--- BEGIN EXTRACTED ENTRIES ---

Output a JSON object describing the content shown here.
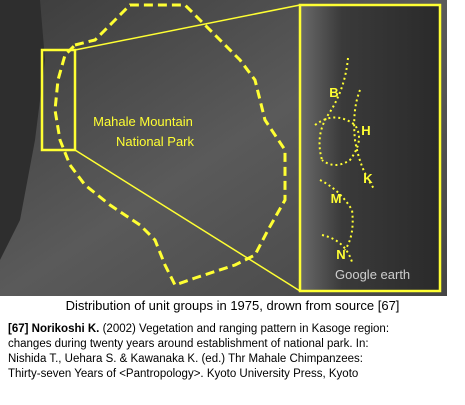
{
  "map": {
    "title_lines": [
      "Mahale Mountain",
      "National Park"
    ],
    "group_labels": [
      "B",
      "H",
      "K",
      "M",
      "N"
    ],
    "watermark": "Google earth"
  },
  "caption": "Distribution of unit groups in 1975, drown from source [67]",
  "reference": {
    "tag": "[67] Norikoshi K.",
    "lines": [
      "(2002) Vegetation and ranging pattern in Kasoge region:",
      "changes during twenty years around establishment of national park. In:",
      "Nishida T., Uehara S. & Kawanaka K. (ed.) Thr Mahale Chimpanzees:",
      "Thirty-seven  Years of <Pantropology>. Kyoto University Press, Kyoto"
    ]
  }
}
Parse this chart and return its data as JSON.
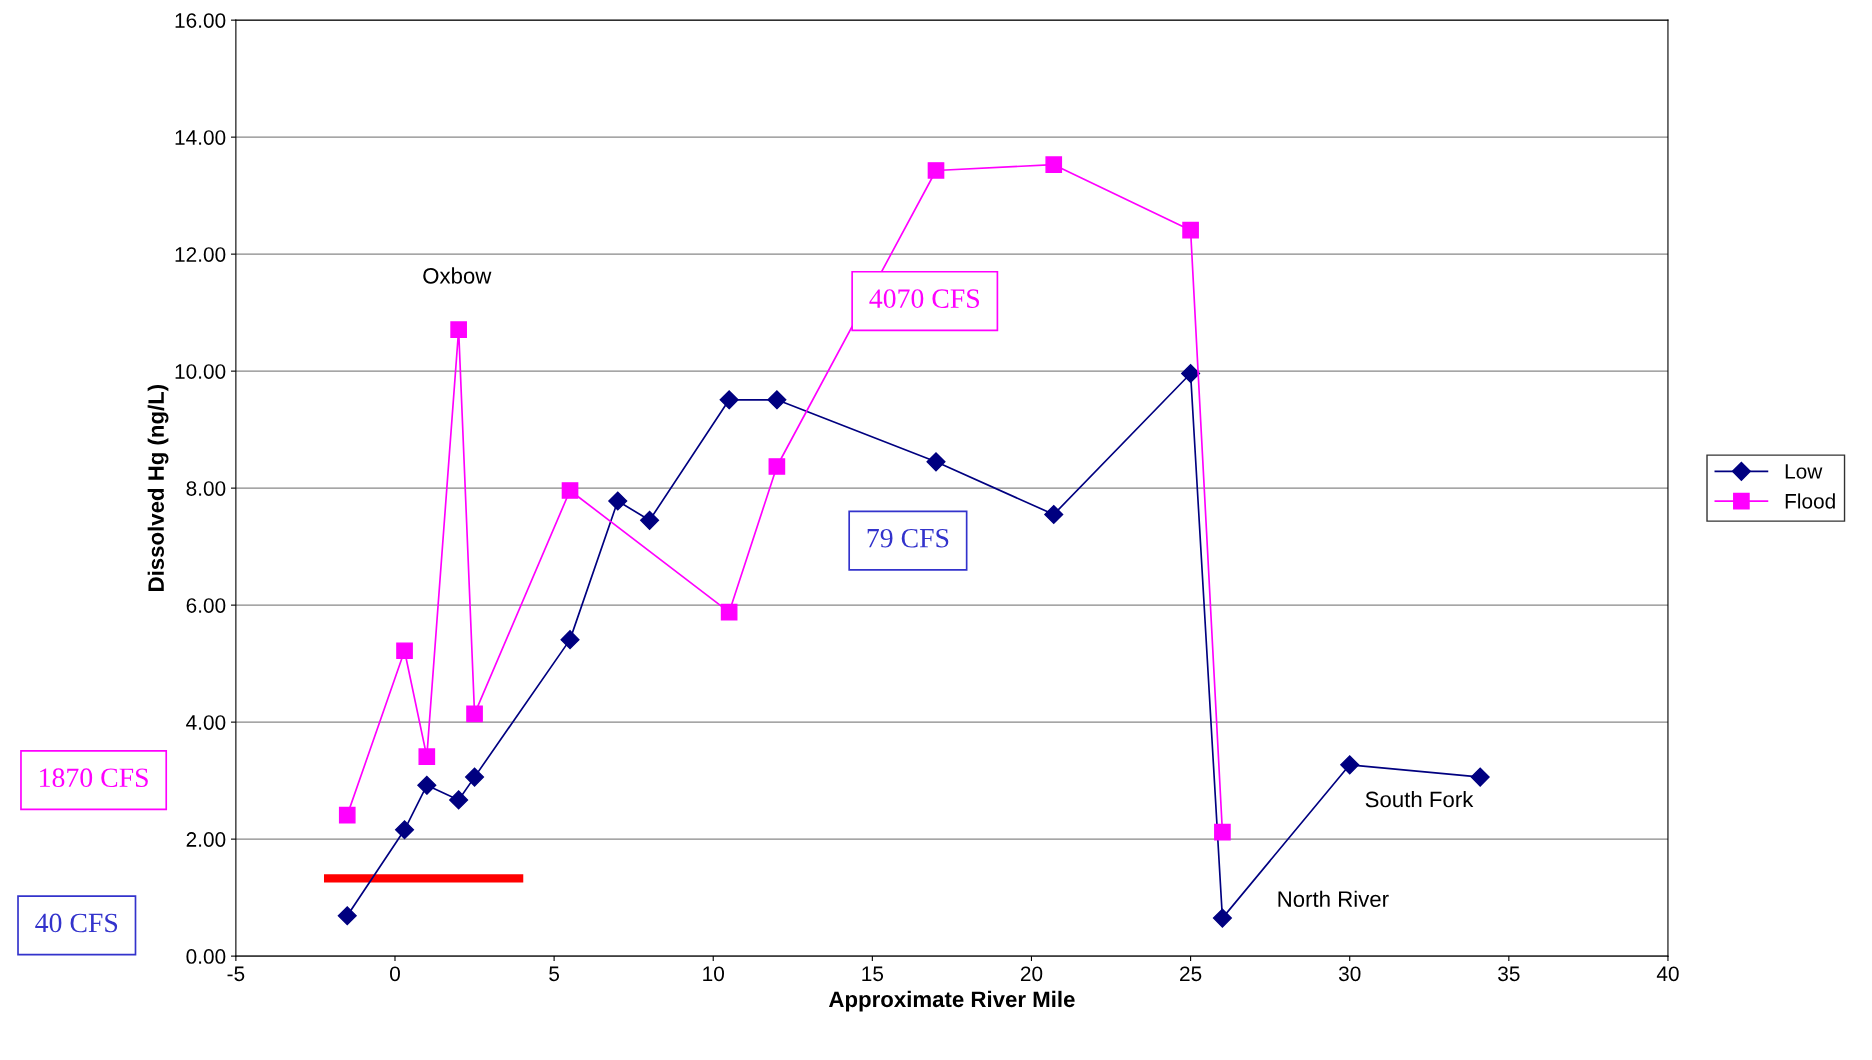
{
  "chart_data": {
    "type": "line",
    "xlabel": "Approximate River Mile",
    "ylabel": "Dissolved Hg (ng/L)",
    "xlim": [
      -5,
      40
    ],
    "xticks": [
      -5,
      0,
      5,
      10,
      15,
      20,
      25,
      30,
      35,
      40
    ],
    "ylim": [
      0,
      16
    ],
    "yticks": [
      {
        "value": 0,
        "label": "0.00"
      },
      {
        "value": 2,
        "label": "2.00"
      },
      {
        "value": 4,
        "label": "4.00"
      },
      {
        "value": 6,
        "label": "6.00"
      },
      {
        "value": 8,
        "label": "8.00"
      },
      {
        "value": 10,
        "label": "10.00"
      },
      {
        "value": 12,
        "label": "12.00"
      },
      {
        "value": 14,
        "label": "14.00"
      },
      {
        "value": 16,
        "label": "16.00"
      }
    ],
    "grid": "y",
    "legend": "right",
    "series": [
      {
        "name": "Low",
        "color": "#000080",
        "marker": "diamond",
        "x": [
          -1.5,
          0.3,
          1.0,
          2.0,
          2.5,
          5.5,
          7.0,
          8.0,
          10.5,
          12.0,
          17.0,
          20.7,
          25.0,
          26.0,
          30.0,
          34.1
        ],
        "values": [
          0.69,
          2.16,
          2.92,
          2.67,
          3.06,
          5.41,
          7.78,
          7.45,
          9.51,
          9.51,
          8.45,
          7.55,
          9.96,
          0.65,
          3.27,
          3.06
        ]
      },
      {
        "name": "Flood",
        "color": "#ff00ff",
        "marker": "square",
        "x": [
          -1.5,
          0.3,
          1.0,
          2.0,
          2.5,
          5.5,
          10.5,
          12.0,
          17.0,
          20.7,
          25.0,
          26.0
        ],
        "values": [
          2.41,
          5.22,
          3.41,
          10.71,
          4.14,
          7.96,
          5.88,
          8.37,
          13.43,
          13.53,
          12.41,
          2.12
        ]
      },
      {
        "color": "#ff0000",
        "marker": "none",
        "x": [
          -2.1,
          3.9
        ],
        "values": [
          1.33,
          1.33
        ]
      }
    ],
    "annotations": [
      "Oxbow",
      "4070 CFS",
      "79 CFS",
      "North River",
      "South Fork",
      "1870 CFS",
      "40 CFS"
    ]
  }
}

--- END EXTRACTED ENTRIES ---

Find the string "Mahale" in the listing and return every line that holds it.

== TASK OUTPUT ==
      "Mahale Mountain",
      "Nishida T., Uehara S. & Kawanaka K. (ed.) Thr Mahale Chimpanzees:",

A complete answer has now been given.